--- Chart and figure data ---
________
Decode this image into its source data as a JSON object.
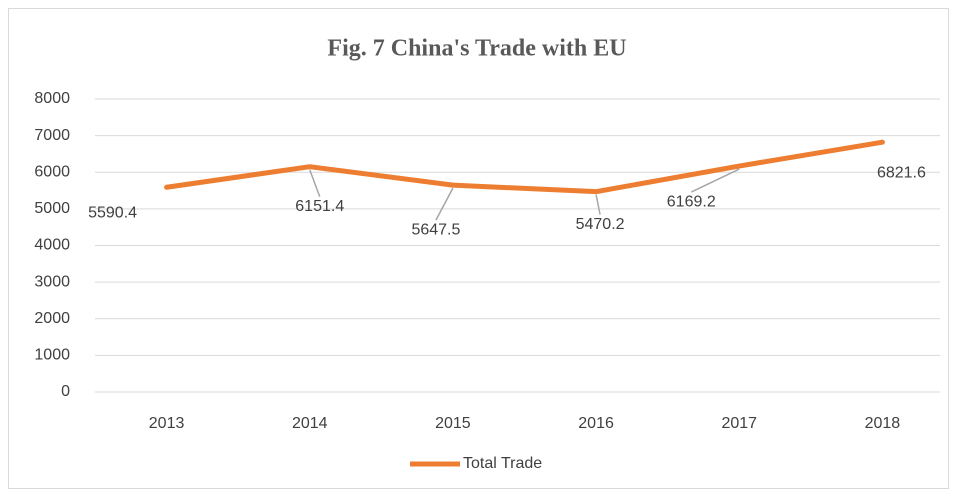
{
  "chart_data": {
    "type": "line",
    "title": "Fig. 7 China's Trade with EU",
    "categories": [
      "2013",
      "2014",
      "2015",
      "2016",
      "2017",
      "2018"
    ],
    "series": [
      {
        "name": "Total Trade",
        "color": "#ed7d31",
        "values": [
          5590.4,
          6151.4,
          5647.5,
          5470.2,
          6169.2,
          6821.6
        ]
      }
    ],
    "ylim": [
      0,
      8000
    ],
    "yticks": [
      0,
      1000,
      2000,
      3000,
      4000,
      5000,
      6000,
      7000,
      8000
    ],
    "grid": true,
    "legend": "bottom"
  }
}
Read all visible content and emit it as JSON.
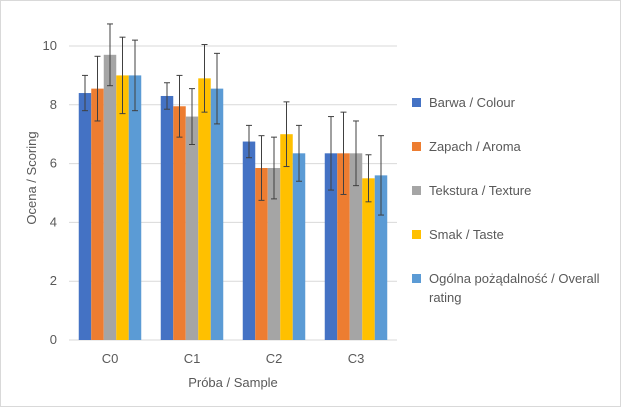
{
  "chart_data": {
    "type": "bar",
    "title": "",
    "xlabel": "Próba / Sample",
    "ylabel": "Ocena / Scoring",
    "ylim": [
      0,
      10
    ],
    "yticks": [
      0,
      2,
      4,
      6,
      8,
      10
    ],
    "grid": true,
    "legend_position": "right",
    "categories": [
      "C0",
      "C1",
      "C2",
      "C3"
    ],
    "series": [
      {
        "name": "Barwa / Colour",
        "color": "#4472c4",
        "values": [
          8.4,
          8.3,
          6.75,
          6.35
        ],
        "errors": [
          0.6,
          0.45,
          0.55,
          1.25
        ]
      },
      {
        "name": "Zapach / Aroma",
        "color": "#ed7d31",
        "values": [
          8.55,
          7.95,
          5.85,
          6.35
        ],
        "errors": [
          1.1,
          1.05,
          1.1,
          1.4
        ]
      },
      {
        "name": "Tekstura / Texture",
        "color": "#a5a5a5",
        "values": [
          9.7,
          7.6,
          5.85,
          6.35
        ],
        "errors": [
          1.05,
          0.95,
          1.05,
          1.1
        ]
      },
      {
        "name": "Smak / Taste",
        "color": "#ffc000",
        "values": [
          9.0,
          8.9,
          7.0,
          5.5
        ],
        "errors": [
          1.3,
          1.15,
          1.1,
          0.8
        ]
      },
      {
        "name": "Ogólna pożądalność / Overall rating",
        "color": "#5b9bd5",
        "values": [
          9.0,
          8.55,
          6.35,
          5.6
        ],
        "errors": [
          1.2,
          1.2,
          0.95,
          1.35
        ]
      }
    ]
  }
}
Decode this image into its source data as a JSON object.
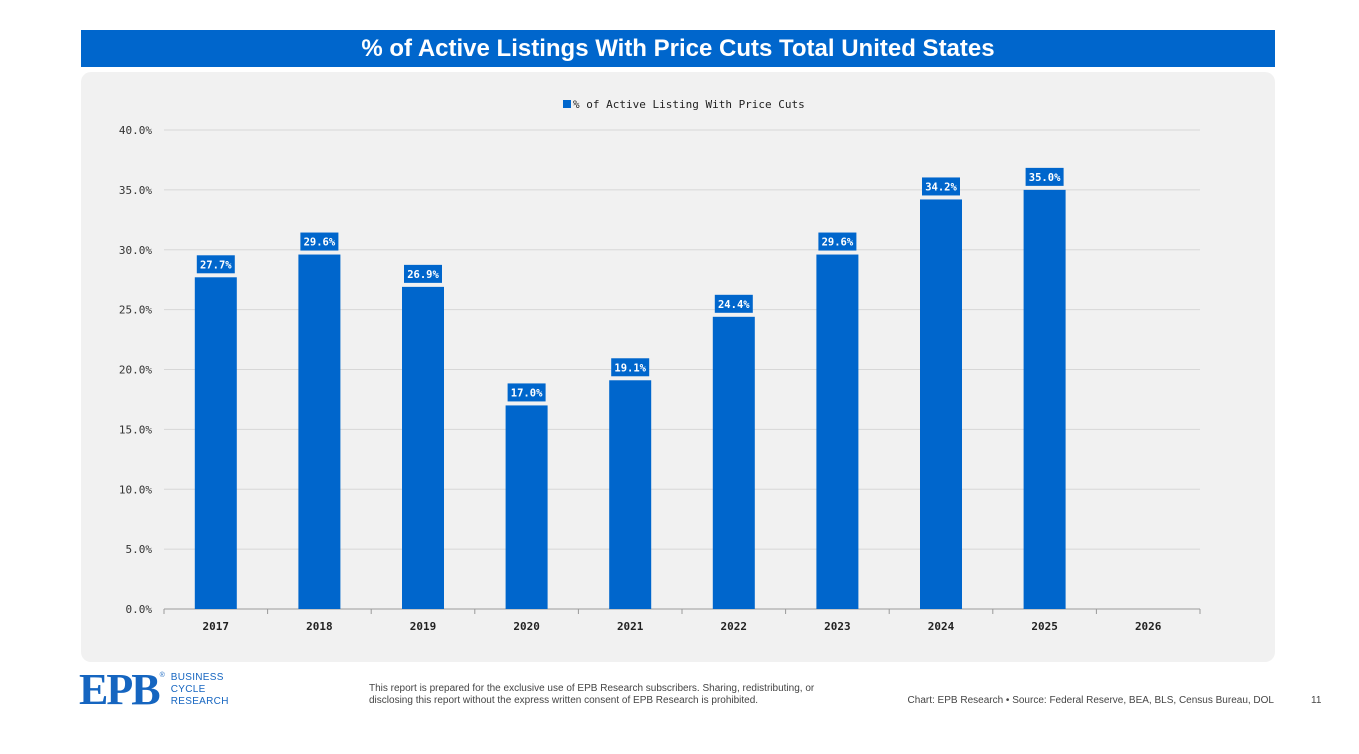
________
--- INSTRUCTIONS FOR THE TASK ---
Reproduce each line word for word and drop the pictures.

--- WRITTEN RESPONSE ---
Decode this image into its source data as a JSON object.
{
  "chart_data": {
    "type": "line",
    "title": "Fig. 7 China's Trade with EU",
    "categories": [
      "2013",
      "2014",
      "2015",
      "2016",
      "2017",
      "2018"
    ],
    "series": [
      {
        "name": "Total Trade",
        "color": "#ed7d31",
        "values": [
          5590.4,
          6151.4,
          5647.5,
          5470.2,
          6169.2,
          6821.6
        ]
      }
    ],
    "ylim": [
      0,
      8000
    ],
    "yticks": [
      0,
      1000,
      2000,
      3000,
      4000,
      5000,
      6000,
      7000,
      8000
    ],
    "grid": true,
    "legend": "bottom"
  }
}
Read all visible content and emit it as JSON.
{
  "chart_data": {
    "type": "bar",
    "title": "",
    "xlabel": "Próba / Sample",
    "ylabel": "Ocena / Scoring",
    "ylim": [
      0,
      10
    ],
    "yticks": [
      0,
      2,
      4,
      6,
      8,
      10
    ],
    "grid": true,
    "legend_position": "right",
    "categories": [
      "C0",
      "C1",
      "C2",
      "C3"
    ],
    "series": [
      {
        "name": "Barwa / Colour",
        "color": "#4472c4",
        "values": [
          8.4,
          8.3,
          6.75,
          6.35
        ],
        "errors": [
          0.6,
          0.45,
          0.55,
          1.25
        ]
      },
      {
        "name": "Zapach / Aroma",
        "color": "#ed7d31",
        "values": [
          8.55,
          7.95,
          5.85,
          6.35
        ],
        "errors": [
          1.1,
          1.05,
          1.1,
          1.4
        ]
      },
      {
        "name": "Tekstura / Texture",
        "color": "#a5a5a5",
        "values": [
          9.7,
          7.6,
          5.85,
          6.35
        ],
        "errors": [
          1.05,
          0.95,
          1.05,
          1.1
        ]
      },
      {
        "name": "Smak / Taste",
        "color": "#ffc000",
        "values": [
          9.0,
          8.9,
          7.0,
          5.5
        ],
        "errors": [
          1.3,
          1.15,
          1.1,
          0.8
        ]
      },
      {
        "name": "Ogólna pożądalność / Overall rating",
        "color": "#5b9bd5",
        "values": [
          9.0,
          8.55,
          6.35,
          5.6
        ],
        "errors": [
          1.2,
          1.2,
          0.95,
          1.35
        ]
      }
    ]
  }
}
Decode this image into its source data as a JSON object.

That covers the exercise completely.